◆ Work to do:
Go through the entries below and retype them exactly, omitting each picture.

Recorded data:
---------------

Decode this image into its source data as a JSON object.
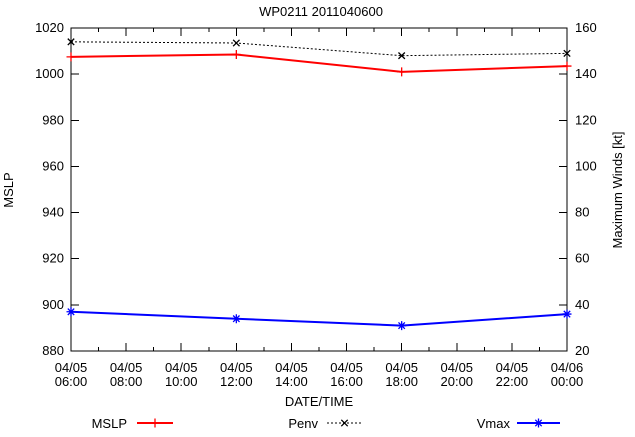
{
  "chart_data": {
    "type": "line",
    "title": "WP0211 2011040600",
    "xlabel": "DATE/TIME",
    "ylabel_left": "MSLP",
    "ylabel_right": "Maximum Winds [kt]",
    "x_categories": [
      "04/05 06:00",
      "04/05 08:00",
      "04/05 10:00",
      "04/05 12:00",
      "04/05 14:00",
      "04/05 16:00",
      "04/05 18:00",
      "04/05 20:00",
      "04/05 22:00",
      "04/06 00:00"
    ],
    "x_tick_labels_line1": [
      "04/05",
      "04/05",
      "04/05",
      "04/05",
      "04/05",
      "04/05",
      "04/05",
      "04/05",
      "04/05",
      "04/06"
    ],
    "x_tick_labels_line2": [
      "06:00",
      "08:00",
      "10:00",
      "12:00",
      "14:00",
      "16:00",
      "18:00",
      "20:00",
      "22:00",
      "00:00"
    ],
    "ylim_left": [
      880,
      1020
    ],
    "ylim_right": [
      20,
      160
    ],
    "y_ticks_left": [
      "880",
      "900",
      "920",
      "940",
      "960",
      "980",
      "1000",
      "1020"
    ],
    "y_ticks_right": [
      "20",
      "40",
      "60",
      "80",
      "100",
      "120",
      "140",
      "160"
    ],
    "grid": false,
    "legend_position": "bottom",
    "series": [
      {
        "name": "MSLP",
        "axis": "left",
        "color": "#ff0000",
        "line": "solid",
        "marker": "plus",
        "x": [
          "04/05 06:00",
          "04/05 12:00",
          "04/05 18:00",
          "04/06 00:00"
        ],
        "values": [
          1007.5,
          1008.5,
          1001,
          1003.5
        ]
      },
      {
        "name": "Penv",
        "axis": "left",
        "color": "#000000",
        "line": "dotted",
        "marker": "x",
        "x": [
          "04/05 06:00",
          "04/05 12:00",
          "04/05 18:00",
          "04/06 00:00"
        ],
        "values": [
          1014,
          1013.5,
          1008,
          1009
        ]
      },
      {
        "name": "Vmax",
        "axis": "right",
        "color": "#0000ff",
        "line": "solid",
        "marker": "asterisk",
        "x": [
          "04/05 06:00",
          "04/05 12:00",
          "04/05 18:00",
          "04/06 00:00"
        ],
        "values": [
          37,
          34,
          31,
          36
        ]
      }
    ]
  }
}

---------------

◆ Result below:
Decode this image into its source data as a JSON object.
{
  "chart_data": {
    "type": "line",
    "title": "WP0211 2011040600",
    "xlabel": "DATE/TIME",
    "ylabel_left": "MSLP",
    "ylabel_right": "Maximum Winds [kt]",
    "x_categories": [
      "04/05 06:00",
      "04/05 08:00",
      "04/05 10:00",
      "04/05 12:00",
      "04/05 14:00",
      "04/05 16:00",
      "04/05 18:00",
      "04/05 20:00",
      "04/05 22:00",
      "04/06 00:00"
    ],
    "x_tick_labels_line1": [
      "04/05",
      "04/05",
      "04/05",
      "04/05",
      "04/05",
      "04/05",
      "04/05",
      "04/05",
      "04/05",
      "04/06"
    ],
    "x_tick_labels_line2": [
      "06:00",
      "08:00",
      "10:00",
      "12:00",
      "14:00",
      "16:00",
      "18:00",
      "20:00",
      "22:00",
      "00:00"
    ],
    "ylim_left": [
      880,
      1020
    ],
    "ylim_right": [
      20,
      160
    ],
    "y_ticks_left": [
      "880",
      "900",
      "920",
      "940",
      "960",
      "980",
      "1000",
      "1020"
    ],
    "y_ticks_right": [
      "20",
      "40",
      "60",
      "80",
      "100",
      "120",
      "140",
      "160"
    ],
    "grid": false,
    "legend_position": "bottom",
    "series": [
      {
        "name": "MSLP",
        "axis": "left",
        "color": "#ff0000",
        "line": "solid",
        "marker": "plus",
        "x": [
          "04/05 06:00",
          "04/05 12:00",
          "04/05 18:00",
          "04/06 00:00"
        ],
        "values": [
          1007.5,
          1008.5,
          1001,
          1003.5
        ]
      },
      {
        "name": "Penv",
        "axis": "left",
        "color": "#000000",
        "line": "dotted",
        "marker": "x",
        "x": [
          "04/05 06:00",
          "04/05 12:00",
          "04/05 18:00",
          "04/06 00:00"
        ],
        "values": [
          1014,
          1013.5,
          1008,
          1009
        ]
      },
      {
        "name": "Vmax",
        "axis": "right",
        "color": "#0000ff",
        "line": "solid",
        "marker": "asterisk",
        "x": [
          "04/05 06:00",
          "04/05 12:00",
          "04/05 18:00",
          "04/06 00:00"
        ],
        "values": [
          37,
          34,
          31,
          36
        ]
      }
    ]
  }
}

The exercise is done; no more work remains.